* _Instructions to follow_: Copy each line of the data below with the word "أمير".

BEGIN Task data

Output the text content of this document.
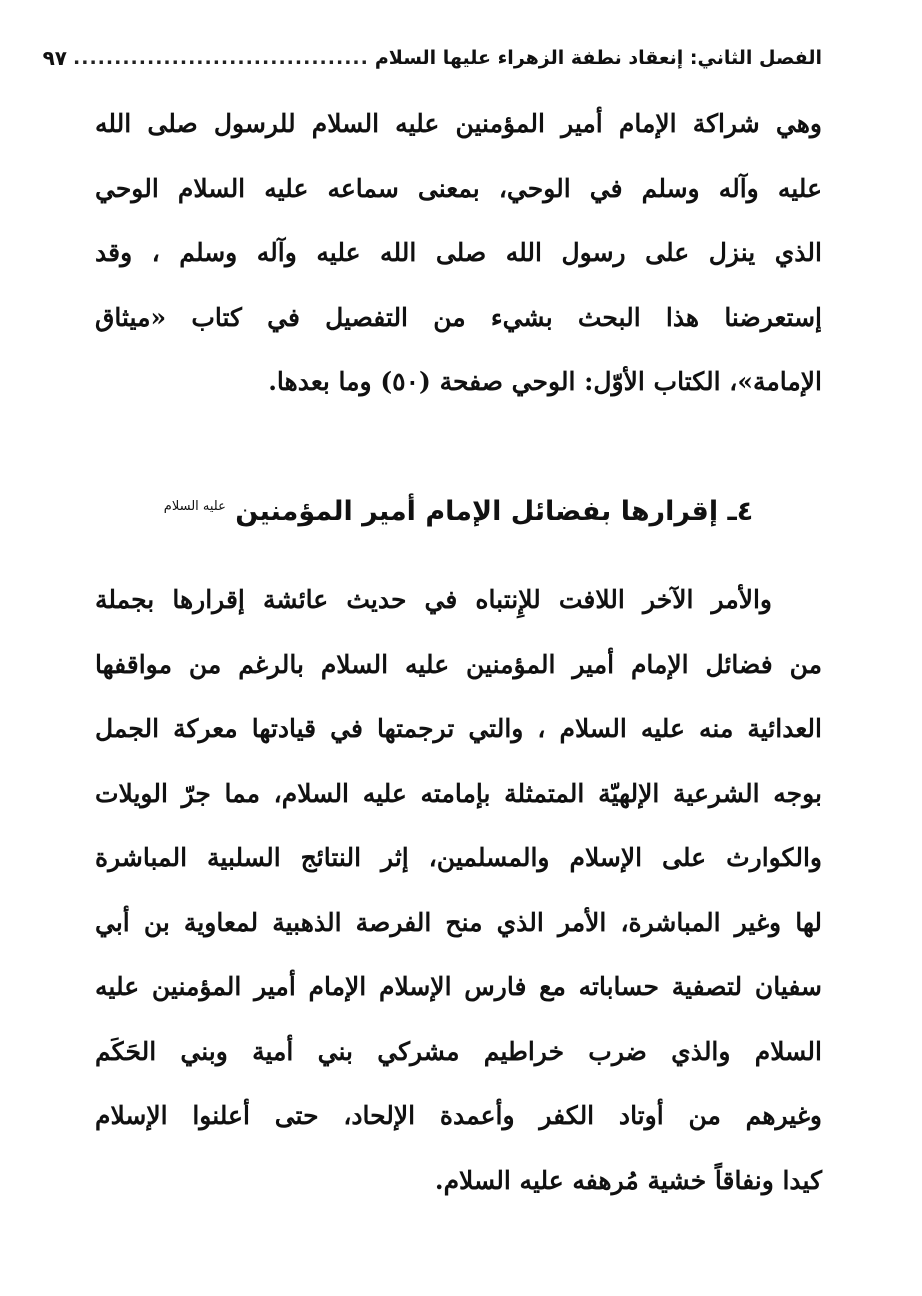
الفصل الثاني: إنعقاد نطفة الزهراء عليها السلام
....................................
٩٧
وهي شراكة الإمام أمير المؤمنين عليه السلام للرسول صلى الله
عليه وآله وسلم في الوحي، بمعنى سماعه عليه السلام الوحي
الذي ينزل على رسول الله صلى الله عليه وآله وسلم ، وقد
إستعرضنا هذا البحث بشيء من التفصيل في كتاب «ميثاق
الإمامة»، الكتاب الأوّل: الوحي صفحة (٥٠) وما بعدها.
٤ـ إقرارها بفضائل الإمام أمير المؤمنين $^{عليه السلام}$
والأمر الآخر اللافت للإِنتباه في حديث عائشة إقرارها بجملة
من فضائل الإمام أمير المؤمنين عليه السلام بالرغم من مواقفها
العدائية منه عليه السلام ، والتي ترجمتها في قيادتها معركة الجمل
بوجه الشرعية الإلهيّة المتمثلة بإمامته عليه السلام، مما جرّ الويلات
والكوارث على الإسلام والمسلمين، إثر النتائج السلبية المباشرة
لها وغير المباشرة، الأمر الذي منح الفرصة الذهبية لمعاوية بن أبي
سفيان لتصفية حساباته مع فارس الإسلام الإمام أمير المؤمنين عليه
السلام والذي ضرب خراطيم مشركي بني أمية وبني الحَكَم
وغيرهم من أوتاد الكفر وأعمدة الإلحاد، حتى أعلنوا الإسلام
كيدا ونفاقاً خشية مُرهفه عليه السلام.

END Task data
BEGIN Task data

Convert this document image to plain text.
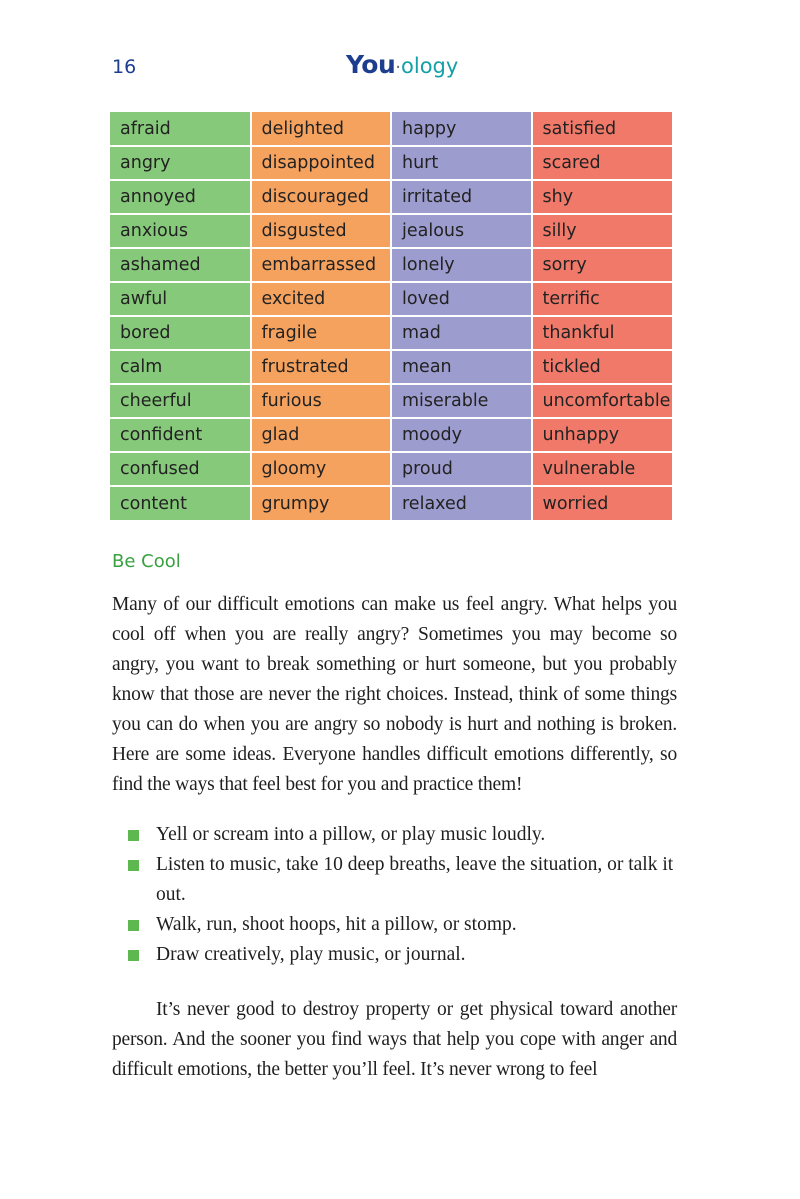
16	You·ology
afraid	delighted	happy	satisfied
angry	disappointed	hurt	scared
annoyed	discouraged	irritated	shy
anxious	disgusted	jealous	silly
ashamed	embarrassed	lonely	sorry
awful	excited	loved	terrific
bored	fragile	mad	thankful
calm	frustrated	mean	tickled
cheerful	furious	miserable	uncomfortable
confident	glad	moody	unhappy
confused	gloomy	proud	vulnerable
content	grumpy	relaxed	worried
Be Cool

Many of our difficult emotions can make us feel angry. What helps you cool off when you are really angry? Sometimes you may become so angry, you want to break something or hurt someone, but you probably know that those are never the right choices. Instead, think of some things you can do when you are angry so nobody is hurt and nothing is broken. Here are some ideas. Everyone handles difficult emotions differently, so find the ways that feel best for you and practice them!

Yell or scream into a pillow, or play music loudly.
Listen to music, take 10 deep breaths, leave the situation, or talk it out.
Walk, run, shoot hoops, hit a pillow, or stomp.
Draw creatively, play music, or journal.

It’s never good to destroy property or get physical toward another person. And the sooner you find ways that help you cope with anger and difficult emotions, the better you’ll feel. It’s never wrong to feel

END Task data

* _Answer_:
وهي شراكة الإمام أمير المؤمنين عليه السلام للرسول صلى الله
٤ـ إقرارها بفضائل الإمام أمير المؤمنين $^{عليه السلام}$
من فضائل الإمام أمير المؤمنين عليه السلام بالرغم من مواقفها
سفيان لتصفية حساباته مع فارس الإسلام الإمام أمير المؤمنين عليه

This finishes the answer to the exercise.